-- Extracted data --
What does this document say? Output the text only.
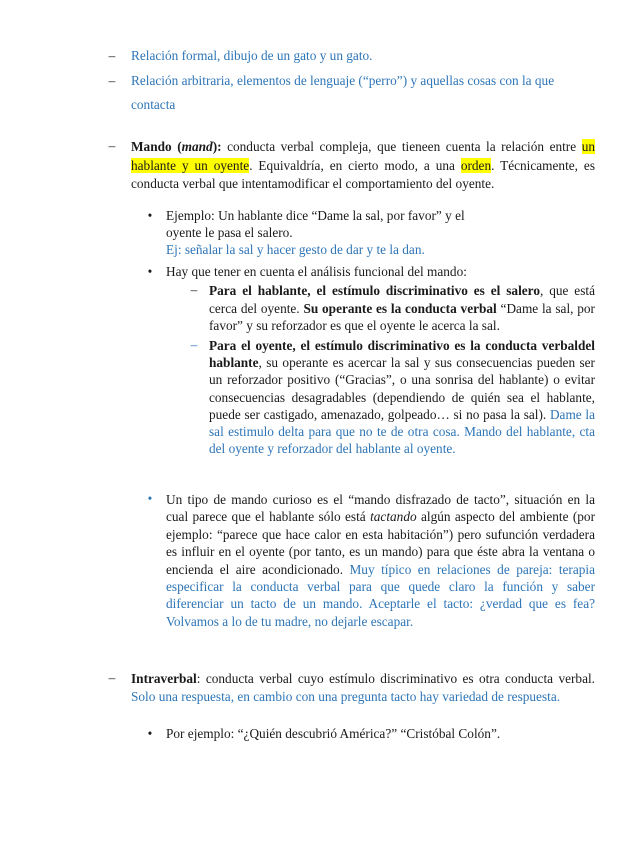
–	Relación formal, dibujo de un gato y un gato.
–	Relación arbitraria, elementos de lenguaje (“perro”) y aquellas cosas con la que
contacta
–	Mando (mand): conducta verbal compleja, que tieneen cuenta la relación entre un hablante y un oyente. Equivaldría, en cierto modo, a una orden. Técnicamente, es conducta verbal que intentamodificar el comportamiento del oyente.

• Ejemplo: Un hablante dice “Dame la sal, por favor” y el
oyente le pasa el salero.
Ej: señalar la sal y hacer gesto de dar y te la dan.
• Hay que tener en cuenta el análisis funcional del mando:
– Para el hablante, el estímulo discriminativo es el salero, que está cerca del oyente. Su operante es la conducta verbal “Dame la sal, por favor” y su reforzador es que el oyente le acerca la sal.

– Para el oyente, el estímulo discriminativo es la conducta verbaldel hablante, su operante es acercar la sal y sus consecuencias pueden ser un reforzador positivo (“Gracias”, o una sonrisa del hablante) o evitar consecuencias desagradables (dependiendo de quién sea el hablante, puede ser castigado, amenazado, golpeado… si no pasa la sal). Dame la sal estimulo delta para que no te de otra cosa. Mando del hablante, cta del oyente y reforzador del hablante al oyente.

• Un tipo de mando curioso es el “mando disfrazado de tacto”, situación en la cual parece que el hablante sólo está tactando algún aspecto del ambiente (por ejemplo: “parece que hace calor en esta habitación”) pero sufunción verdadera es influir en el oyente (por tanto, es un mando) para que éste abra la ventana o encienda el aire acondicionado. Muy típico en relaciones de pareja: terapia especificar la conducta verbal para que quede claro la función y saber diferenciar un tacto de un mando. Aceptarle el tacto: ¿verdad que es fea? Volvamos a lo de tu madre, no dejarle escapar.

–	Intraverbal: conducta verbal cuyo estímulo discriminativo es otra conducta verbal. Solo una respuesta, en cambio con una pregunta tacto hay variedad de respuesta.

• Por ejemplo: “¿Quién descubrió América?” “Cristóbal Colón”.
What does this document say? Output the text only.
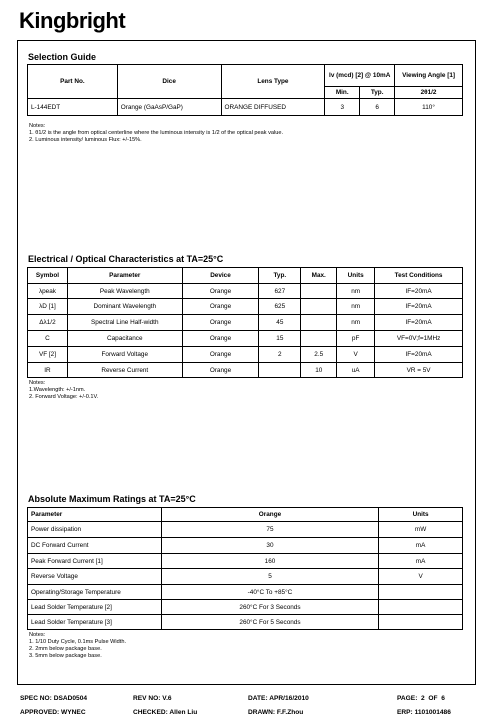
Kingbright
Selection Guide
Part No.	Dice	Lens Type	Iv (mcd) [2] @ 10mA		Viewing Angle [1]
			Min.	Typ.	2θ1/2
L-144EDT	Orange (GaAsP/GaP)	ORANGE DIFFUSED	3	6	110°
Notes:
1. θ1/2 is the angle from optical centerline where the luminous intensity is 1/2 of the optical peak value.
2. Luminous intensity/ luminous Flux: +/-15%.
Electrical / Optical Characteristics at TA=25°C
Symbol	Parameter	Device	Typ.	Max.	Units	Test Conditions
λpeak	Peak Wavelength	Orange	627		nm	IF=20mA
λD [1]	Dominant Wavelength	Orange	625		nm	IF=20mA
Δλ1/2	Spectral Line Half-width	Orange	45		nm	IF=20mA
C	Capacitance	Orange	15		pF	VF=0V;f=1MHz
VF [2]	Forward Voltage	Orange	2	2.5	V	IF=20mA
IR	Reverse Current	Orange		10	uA	VR = 5V
Notes:
1.Wavelength: +/-1nm.
2. Forward Voltage: +/-0.1V.
Absolute Maximum Ratings at TA=25°C
Parameter	Orange	Units
Power dissipation	75	mW
DC Forward Current	30	mA
Peak Forward Current [1]	160	mA
Reverse Voltage	5	V
Operating/Storage Temperature	-40°C To +85°C	
Lead Solder Temperature [2]	260°C For 3 Seconds	
Lead Solder Temperature [3]	260°C For 5 Seconds	
Notes:
1. 1/10 Duty Cycle, 0.1ms Pulse Width.
2. 2mm below package base.
3. 5mm below package base.
SPEC NO: DSAD0504	REV NO: V.6	DATE: APR/16/2010	PAGE:  2  OF  6
APPROVED: WYNEC	CHECKED: Allen Liu	DRAWN: F.F.Zhou	ERP: 1101001486
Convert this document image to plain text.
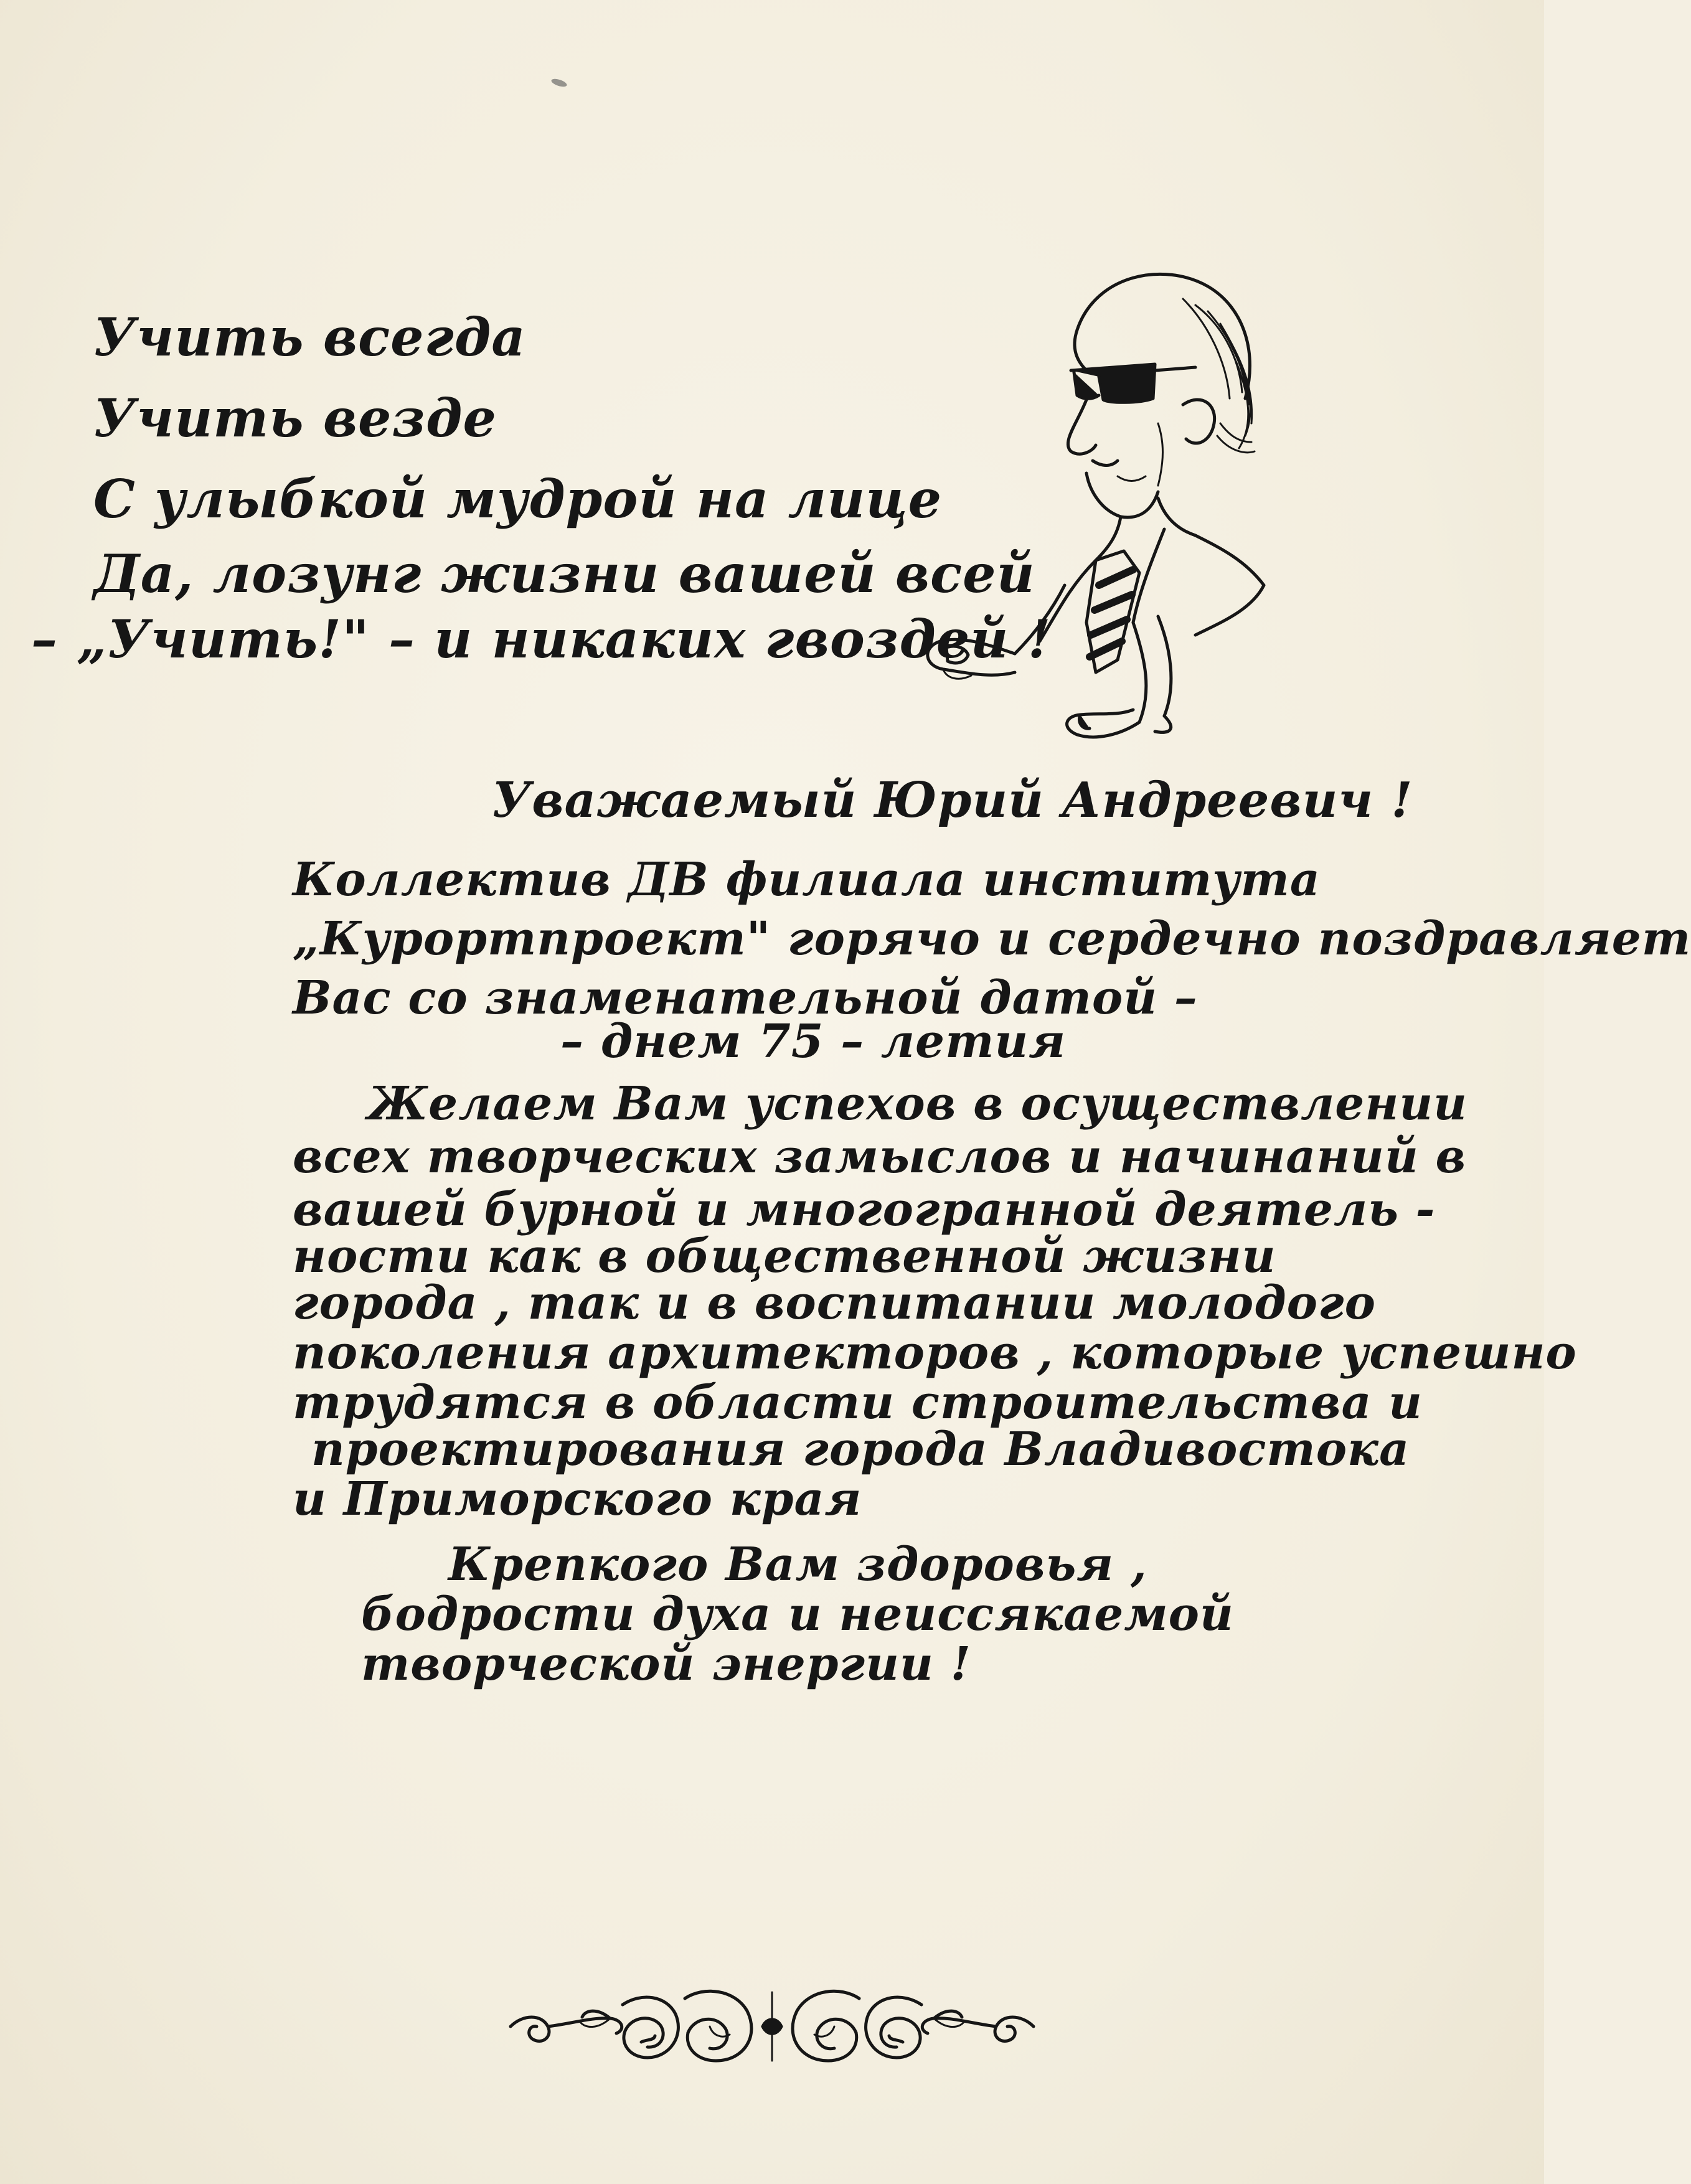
Учить всегда
Учить везде
С улыбкой мудрой на лице
Да, лозунг жизни вашей всей
– „Учить!" – и никаких гвоздей !
Уважаемый Юрий Андреевич !
Коллектив ДВ филиала института
„Курортпроект" горячо и сердечно поздравляет
Вас со знаменательной датой –
– днем 75 – летия
Желаем Вам успехов в осуществлении
всех творческих замыслов и начинаний в
вашей бурной и многогранной деятель -
ности как в общественной жизни
города , так и в воспитании молодого
поколения архитекторов , которые успешно
трудятся в области строительства и
проектирования города Владивостока
и Приморского края
Крепкого Вам здоровья ,
бодрости духа и неиссякаемой
творческой энергии !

-- What to do --
Gather every line from the listing above in which the word "Wavelength" appears.

-- Solution for this task --
λpeak	Peak Wavelength	Orange	627		nm	IF=20mA
λD [1]	Dominant Wavelength	Orange	625		nm	IF=20mA
1.Wavelength: +/-1nm.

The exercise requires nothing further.